_DIRECTIONS FOR THIS TASK_
From the listing below, pull out all lines with "reano" in them.

_MATERIAL SUPPLIED_

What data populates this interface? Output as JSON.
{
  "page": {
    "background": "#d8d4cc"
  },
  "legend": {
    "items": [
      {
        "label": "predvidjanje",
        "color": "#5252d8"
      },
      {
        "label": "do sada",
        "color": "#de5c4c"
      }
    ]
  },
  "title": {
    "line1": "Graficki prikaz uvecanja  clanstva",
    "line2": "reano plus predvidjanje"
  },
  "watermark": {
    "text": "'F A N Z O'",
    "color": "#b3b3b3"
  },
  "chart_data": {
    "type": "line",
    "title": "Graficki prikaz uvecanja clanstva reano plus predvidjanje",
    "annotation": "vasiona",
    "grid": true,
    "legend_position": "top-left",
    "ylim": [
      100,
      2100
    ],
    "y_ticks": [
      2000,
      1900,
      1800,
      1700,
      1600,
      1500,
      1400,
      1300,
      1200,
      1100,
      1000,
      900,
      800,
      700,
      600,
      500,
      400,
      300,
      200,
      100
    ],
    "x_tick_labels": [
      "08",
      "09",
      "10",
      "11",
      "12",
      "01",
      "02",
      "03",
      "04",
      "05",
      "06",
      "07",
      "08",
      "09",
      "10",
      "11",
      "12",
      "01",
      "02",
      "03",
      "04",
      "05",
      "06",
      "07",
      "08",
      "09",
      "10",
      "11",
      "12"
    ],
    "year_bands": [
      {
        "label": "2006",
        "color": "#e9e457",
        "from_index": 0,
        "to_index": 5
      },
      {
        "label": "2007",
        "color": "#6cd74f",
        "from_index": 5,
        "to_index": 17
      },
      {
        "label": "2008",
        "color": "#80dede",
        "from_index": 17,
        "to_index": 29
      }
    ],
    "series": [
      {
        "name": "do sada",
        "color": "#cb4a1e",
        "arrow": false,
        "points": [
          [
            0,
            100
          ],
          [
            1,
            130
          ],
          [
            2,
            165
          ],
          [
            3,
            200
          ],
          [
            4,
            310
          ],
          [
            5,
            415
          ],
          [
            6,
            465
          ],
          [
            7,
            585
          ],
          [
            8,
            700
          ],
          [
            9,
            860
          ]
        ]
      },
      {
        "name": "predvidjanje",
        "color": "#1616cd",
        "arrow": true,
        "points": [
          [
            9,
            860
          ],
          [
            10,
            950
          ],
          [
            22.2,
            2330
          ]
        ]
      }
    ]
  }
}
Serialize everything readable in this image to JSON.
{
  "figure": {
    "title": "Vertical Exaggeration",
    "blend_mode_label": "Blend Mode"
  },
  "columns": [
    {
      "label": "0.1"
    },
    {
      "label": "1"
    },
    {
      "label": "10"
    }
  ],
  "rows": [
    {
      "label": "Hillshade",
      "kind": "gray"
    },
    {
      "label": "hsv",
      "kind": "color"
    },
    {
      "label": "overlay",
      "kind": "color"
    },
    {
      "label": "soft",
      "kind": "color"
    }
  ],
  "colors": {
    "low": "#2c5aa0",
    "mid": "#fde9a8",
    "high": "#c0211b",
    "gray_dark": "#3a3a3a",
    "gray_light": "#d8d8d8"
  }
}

_ANSWER_
    "line2": "reano plus predvidjanje"
    "title": "Graficki prikaz uvecanja clanstva reano plus predvidjanje",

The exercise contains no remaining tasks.